▸ GOAL: Using the data below, copy each line that includes the word "text".

▸ GIVEN RECORDS:
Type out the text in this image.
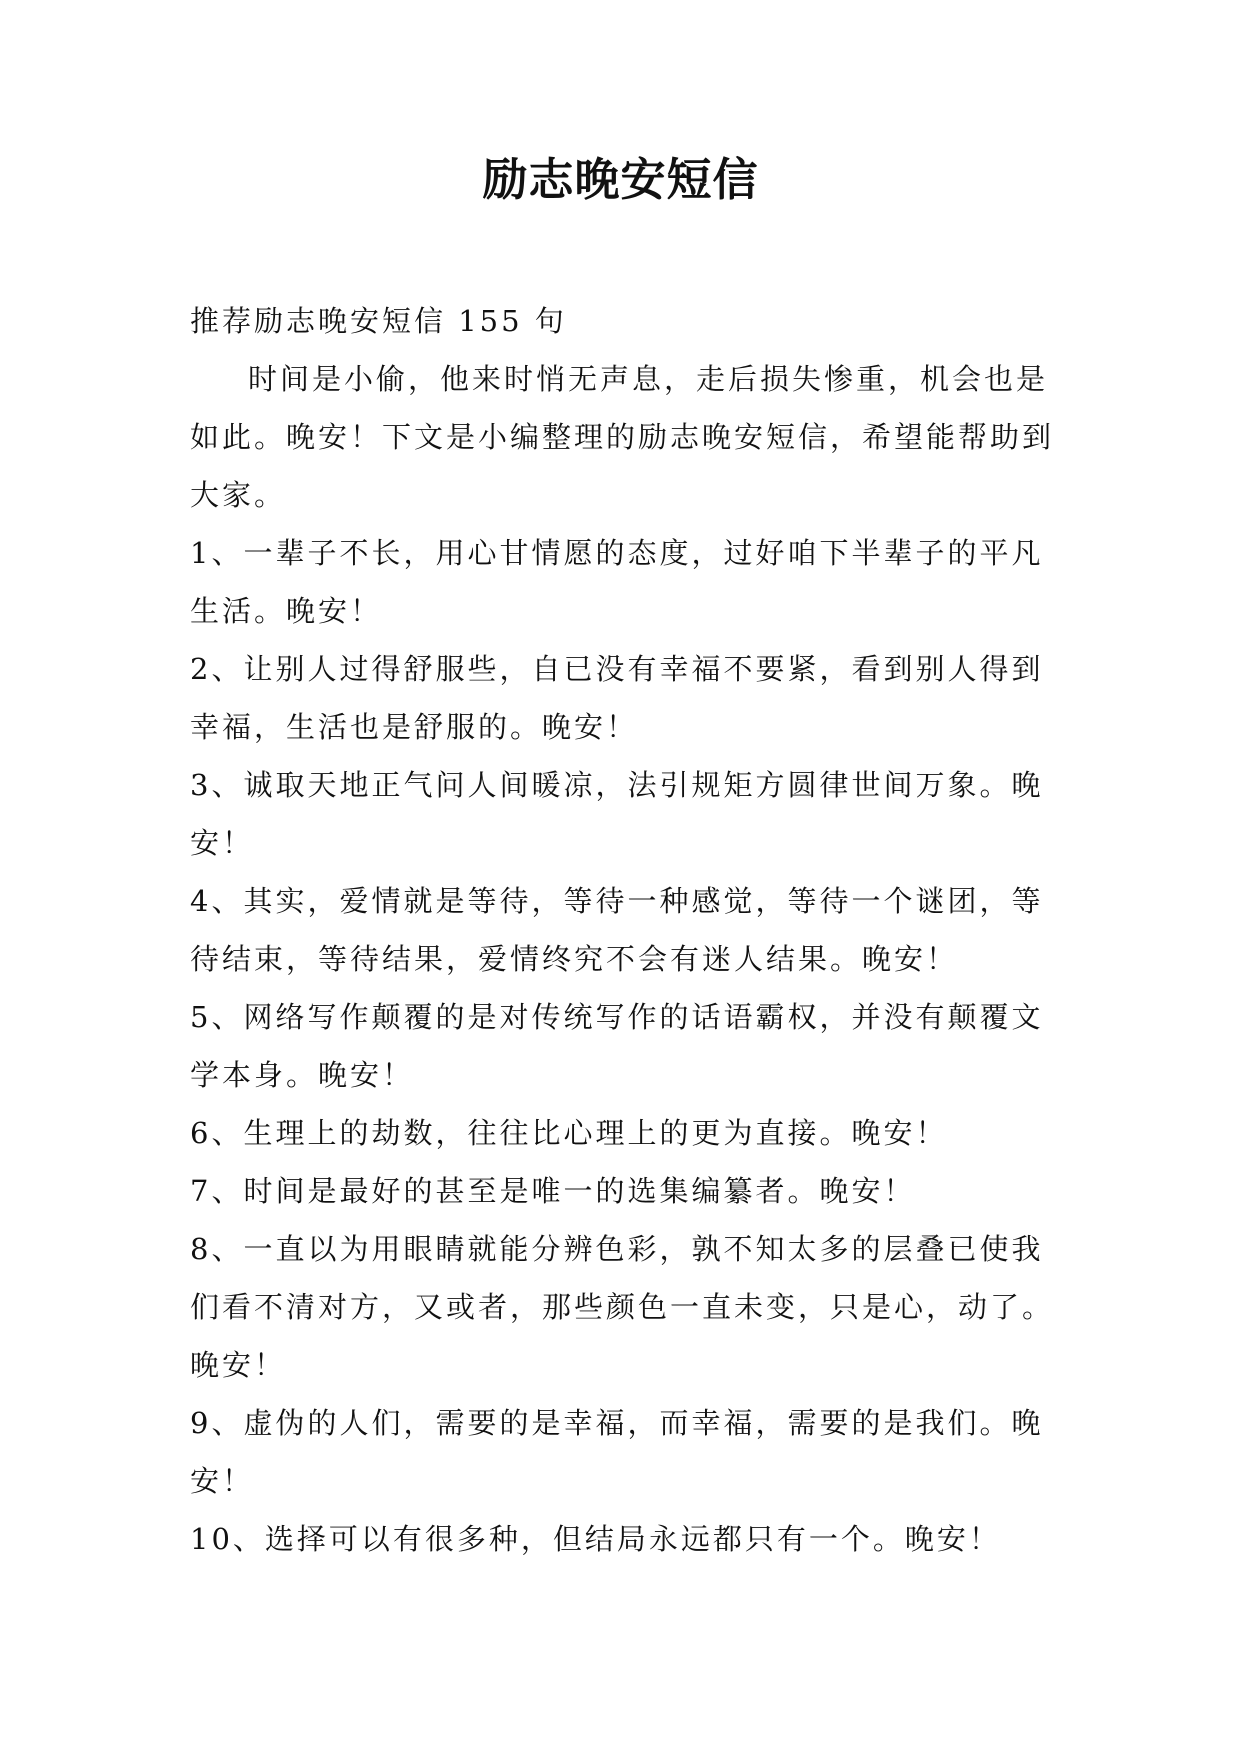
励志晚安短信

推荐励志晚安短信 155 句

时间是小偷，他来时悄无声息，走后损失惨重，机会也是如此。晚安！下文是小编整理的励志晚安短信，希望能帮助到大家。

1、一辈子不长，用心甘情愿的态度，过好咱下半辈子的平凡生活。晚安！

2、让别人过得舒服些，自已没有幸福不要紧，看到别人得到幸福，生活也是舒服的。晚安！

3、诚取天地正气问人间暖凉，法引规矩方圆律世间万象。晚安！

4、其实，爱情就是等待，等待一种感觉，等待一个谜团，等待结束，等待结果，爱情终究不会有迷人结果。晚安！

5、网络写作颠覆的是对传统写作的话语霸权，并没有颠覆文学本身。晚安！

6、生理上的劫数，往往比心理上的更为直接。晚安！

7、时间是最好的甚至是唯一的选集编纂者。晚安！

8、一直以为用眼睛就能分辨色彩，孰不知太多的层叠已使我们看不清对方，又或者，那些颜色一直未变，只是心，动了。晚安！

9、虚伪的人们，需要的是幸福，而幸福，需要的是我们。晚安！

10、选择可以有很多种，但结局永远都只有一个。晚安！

==

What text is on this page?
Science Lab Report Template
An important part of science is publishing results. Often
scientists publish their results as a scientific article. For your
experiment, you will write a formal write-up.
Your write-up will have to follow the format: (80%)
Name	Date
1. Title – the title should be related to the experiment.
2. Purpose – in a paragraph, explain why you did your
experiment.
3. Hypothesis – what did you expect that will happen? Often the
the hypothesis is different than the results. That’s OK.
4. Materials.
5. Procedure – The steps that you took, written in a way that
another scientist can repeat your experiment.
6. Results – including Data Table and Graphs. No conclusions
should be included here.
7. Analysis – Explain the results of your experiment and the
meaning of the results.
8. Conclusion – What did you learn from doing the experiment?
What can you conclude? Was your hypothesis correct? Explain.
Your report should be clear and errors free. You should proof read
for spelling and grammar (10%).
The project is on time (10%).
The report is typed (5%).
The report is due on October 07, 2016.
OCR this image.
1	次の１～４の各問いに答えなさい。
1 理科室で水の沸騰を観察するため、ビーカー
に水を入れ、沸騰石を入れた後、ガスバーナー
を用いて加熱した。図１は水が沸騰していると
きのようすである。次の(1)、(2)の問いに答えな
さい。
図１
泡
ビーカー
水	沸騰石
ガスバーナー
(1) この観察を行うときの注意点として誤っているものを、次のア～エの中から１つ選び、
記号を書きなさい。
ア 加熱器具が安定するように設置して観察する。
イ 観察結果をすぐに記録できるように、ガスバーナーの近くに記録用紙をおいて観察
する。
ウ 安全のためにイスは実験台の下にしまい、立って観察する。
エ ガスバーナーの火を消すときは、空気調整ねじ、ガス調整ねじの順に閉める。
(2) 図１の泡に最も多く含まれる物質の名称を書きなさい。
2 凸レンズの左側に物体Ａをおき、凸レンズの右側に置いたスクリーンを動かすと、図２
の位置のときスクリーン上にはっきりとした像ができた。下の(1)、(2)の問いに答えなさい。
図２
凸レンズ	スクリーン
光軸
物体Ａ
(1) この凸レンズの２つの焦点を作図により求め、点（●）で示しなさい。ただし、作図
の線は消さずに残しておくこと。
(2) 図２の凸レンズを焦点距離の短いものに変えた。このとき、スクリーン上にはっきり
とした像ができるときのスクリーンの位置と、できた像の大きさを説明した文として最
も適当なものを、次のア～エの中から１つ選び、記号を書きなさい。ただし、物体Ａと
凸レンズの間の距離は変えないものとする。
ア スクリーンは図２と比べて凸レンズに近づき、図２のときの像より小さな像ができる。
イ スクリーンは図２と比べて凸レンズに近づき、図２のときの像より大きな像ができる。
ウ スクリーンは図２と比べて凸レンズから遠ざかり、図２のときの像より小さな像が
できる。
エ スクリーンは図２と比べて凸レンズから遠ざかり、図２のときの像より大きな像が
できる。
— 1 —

▸ OUTPUT OF THE TASK:
Type out the text in this image.
What text is on this page?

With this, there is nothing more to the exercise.